----- RECORD LIST

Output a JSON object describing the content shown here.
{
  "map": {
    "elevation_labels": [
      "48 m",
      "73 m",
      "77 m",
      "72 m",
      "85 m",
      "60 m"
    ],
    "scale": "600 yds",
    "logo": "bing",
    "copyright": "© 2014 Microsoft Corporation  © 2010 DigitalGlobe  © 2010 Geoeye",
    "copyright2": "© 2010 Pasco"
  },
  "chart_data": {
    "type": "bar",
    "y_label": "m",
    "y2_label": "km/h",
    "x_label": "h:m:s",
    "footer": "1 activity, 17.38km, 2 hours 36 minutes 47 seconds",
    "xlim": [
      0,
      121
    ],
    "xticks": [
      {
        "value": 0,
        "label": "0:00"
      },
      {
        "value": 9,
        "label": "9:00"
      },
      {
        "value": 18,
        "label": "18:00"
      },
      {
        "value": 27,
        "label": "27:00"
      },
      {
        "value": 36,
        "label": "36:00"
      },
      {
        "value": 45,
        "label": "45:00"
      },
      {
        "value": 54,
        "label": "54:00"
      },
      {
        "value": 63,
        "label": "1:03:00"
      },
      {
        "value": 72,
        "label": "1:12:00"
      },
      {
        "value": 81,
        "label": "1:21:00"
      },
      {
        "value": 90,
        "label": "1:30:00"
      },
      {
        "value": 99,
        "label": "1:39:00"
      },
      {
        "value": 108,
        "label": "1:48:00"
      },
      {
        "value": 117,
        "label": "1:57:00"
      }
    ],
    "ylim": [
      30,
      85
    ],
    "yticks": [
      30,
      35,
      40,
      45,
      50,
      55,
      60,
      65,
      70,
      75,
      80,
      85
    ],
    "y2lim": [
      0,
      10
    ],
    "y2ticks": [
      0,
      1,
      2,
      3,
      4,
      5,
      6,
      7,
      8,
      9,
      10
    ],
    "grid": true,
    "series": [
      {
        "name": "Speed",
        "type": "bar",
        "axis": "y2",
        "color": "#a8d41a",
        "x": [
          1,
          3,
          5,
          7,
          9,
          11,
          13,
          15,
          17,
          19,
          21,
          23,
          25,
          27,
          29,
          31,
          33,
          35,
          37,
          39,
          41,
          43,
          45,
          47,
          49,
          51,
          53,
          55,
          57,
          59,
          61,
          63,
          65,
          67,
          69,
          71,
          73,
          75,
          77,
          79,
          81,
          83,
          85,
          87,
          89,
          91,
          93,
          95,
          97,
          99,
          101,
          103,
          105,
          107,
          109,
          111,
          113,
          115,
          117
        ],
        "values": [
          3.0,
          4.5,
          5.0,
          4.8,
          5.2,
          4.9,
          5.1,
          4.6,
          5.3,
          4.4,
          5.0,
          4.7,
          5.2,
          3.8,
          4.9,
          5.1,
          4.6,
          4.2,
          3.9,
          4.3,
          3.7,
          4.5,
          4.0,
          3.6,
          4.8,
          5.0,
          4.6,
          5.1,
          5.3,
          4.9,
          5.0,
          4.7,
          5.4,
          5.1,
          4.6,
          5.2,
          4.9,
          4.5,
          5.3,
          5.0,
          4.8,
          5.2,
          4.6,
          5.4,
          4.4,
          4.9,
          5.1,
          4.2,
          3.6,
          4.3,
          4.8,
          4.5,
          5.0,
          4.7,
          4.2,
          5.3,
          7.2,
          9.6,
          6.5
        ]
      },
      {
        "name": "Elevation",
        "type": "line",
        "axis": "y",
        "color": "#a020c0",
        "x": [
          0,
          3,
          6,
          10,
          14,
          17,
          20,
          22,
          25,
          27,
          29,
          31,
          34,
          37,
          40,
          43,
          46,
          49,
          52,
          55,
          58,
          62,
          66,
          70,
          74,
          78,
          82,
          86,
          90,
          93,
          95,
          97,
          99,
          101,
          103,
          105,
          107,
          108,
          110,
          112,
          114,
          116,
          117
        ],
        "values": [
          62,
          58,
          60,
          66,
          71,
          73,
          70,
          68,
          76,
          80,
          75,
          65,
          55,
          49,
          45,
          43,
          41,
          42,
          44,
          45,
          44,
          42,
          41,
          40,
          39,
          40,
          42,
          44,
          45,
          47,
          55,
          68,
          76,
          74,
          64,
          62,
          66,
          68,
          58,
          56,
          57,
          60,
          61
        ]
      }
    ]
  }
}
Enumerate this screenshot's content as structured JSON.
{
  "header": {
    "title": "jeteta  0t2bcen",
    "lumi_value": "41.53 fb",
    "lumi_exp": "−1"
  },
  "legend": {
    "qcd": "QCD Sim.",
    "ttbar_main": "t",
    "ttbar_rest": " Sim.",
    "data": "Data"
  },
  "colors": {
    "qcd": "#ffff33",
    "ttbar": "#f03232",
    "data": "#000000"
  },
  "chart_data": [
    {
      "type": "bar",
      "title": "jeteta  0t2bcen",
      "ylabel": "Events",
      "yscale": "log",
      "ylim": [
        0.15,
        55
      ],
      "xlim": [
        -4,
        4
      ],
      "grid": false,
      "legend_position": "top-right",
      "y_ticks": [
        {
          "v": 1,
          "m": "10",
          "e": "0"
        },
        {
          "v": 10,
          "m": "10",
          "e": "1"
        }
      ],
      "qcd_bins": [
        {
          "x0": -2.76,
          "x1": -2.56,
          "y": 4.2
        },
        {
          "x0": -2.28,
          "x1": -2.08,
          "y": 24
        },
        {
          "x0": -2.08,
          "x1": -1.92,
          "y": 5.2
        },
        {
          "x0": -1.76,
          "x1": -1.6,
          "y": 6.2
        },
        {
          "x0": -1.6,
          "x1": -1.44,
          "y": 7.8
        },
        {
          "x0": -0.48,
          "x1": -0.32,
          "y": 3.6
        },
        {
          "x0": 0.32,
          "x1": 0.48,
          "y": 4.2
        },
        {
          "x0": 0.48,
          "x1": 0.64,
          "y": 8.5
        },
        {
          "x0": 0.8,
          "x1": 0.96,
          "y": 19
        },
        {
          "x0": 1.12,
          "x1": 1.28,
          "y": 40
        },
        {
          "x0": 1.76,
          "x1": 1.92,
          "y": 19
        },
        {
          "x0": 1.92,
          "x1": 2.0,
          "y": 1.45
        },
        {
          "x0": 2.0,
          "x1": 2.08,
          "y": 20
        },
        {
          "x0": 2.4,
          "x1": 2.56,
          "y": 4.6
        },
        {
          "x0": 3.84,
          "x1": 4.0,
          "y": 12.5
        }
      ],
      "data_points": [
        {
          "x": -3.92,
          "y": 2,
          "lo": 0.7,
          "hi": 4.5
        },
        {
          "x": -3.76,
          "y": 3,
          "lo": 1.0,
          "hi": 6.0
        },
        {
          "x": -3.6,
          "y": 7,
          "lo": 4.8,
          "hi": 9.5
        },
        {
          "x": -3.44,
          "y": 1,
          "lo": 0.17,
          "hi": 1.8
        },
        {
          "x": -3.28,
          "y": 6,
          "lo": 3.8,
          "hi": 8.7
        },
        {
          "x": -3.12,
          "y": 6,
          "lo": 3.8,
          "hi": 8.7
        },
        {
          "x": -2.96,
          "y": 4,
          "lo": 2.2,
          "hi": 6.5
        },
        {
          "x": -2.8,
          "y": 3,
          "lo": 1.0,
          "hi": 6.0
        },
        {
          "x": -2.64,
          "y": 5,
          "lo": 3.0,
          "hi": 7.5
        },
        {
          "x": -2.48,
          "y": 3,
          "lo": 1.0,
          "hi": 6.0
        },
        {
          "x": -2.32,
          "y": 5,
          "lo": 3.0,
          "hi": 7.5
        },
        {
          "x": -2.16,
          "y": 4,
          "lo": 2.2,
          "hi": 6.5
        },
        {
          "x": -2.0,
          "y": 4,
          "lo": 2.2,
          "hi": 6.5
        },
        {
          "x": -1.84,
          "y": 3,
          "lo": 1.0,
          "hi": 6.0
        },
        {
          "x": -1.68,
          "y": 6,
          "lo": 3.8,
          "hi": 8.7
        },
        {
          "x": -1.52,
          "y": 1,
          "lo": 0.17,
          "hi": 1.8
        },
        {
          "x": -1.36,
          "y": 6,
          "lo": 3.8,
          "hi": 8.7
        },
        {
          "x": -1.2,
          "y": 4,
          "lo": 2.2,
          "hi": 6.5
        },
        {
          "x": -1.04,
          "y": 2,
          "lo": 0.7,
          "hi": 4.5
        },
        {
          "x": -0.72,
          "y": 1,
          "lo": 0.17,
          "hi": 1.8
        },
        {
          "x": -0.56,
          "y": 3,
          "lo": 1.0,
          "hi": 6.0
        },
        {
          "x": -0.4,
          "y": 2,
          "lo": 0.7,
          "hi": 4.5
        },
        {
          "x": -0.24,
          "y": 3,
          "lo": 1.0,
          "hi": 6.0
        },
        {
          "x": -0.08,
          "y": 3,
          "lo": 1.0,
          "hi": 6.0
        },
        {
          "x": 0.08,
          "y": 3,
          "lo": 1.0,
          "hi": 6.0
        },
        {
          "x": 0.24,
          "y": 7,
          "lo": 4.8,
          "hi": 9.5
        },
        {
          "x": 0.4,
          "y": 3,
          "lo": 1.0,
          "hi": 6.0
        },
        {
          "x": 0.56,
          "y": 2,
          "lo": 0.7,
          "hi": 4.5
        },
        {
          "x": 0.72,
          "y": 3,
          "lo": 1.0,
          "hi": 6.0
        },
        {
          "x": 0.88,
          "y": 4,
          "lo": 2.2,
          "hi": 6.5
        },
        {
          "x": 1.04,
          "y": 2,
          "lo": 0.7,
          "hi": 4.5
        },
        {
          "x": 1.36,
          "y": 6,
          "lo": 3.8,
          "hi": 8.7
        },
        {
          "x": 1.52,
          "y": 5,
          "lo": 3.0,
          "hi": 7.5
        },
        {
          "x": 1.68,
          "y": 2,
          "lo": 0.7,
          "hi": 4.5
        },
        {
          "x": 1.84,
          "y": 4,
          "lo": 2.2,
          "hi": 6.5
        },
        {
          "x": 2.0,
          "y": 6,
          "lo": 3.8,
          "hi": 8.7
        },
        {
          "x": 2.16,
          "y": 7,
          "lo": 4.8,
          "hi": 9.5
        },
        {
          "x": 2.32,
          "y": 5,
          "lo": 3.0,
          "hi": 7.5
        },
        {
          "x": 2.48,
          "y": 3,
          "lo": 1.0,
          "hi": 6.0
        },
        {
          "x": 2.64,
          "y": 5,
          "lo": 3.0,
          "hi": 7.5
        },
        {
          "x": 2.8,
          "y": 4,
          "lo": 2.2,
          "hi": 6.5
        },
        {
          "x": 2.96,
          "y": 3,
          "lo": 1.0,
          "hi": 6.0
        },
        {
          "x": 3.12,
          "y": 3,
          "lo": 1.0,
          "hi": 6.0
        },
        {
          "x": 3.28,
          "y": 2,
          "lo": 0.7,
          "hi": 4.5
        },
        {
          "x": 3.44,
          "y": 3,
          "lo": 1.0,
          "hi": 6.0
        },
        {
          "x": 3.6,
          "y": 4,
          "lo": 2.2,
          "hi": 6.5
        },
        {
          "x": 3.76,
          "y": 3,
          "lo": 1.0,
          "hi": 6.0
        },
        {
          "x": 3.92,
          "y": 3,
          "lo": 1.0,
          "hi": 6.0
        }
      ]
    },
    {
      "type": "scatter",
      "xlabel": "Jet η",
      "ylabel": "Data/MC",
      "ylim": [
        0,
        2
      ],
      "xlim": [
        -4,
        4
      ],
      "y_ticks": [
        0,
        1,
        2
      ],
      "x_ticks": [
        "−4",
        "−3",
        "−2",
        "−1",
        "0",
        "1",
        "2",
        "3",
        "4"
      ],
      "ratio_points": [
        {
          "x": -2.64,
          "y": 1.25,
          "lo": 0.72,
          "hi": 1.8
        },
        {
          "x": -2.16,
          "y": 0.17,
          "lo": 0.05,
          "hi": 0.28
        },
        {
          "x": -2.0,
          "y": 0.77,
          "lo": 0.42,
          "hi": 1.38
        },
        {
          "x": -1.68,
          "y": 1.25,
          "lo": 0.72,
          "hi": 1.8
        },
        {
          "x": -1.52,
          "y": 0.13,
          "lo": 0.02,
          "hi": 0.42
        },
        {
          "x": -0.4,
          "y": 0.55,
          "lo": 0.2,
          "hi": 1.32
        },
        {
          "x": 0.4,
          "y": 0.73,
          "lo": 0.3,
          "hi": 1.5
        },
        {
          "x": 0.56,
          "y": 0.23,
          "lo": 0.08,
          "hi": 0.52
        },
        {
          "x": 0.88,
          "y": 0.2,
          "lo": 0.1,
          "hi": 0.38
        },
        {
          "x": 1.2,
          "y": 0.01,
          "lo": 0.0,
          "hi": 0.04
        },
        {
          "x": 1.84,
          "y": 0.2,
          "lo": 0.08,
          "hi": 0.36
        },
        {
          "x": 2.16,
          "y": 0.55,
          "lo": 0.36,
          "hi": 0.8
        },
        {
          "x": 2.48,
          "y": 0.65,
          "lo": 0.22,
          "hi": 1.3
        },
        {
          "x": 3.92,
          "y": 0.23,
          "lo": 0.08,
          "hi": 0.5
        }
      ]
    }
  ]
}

----------

BRIEF: Work out how many lines of the listing above include the word "jeteta". Report only the number.

WRITTEN ANSWER: 2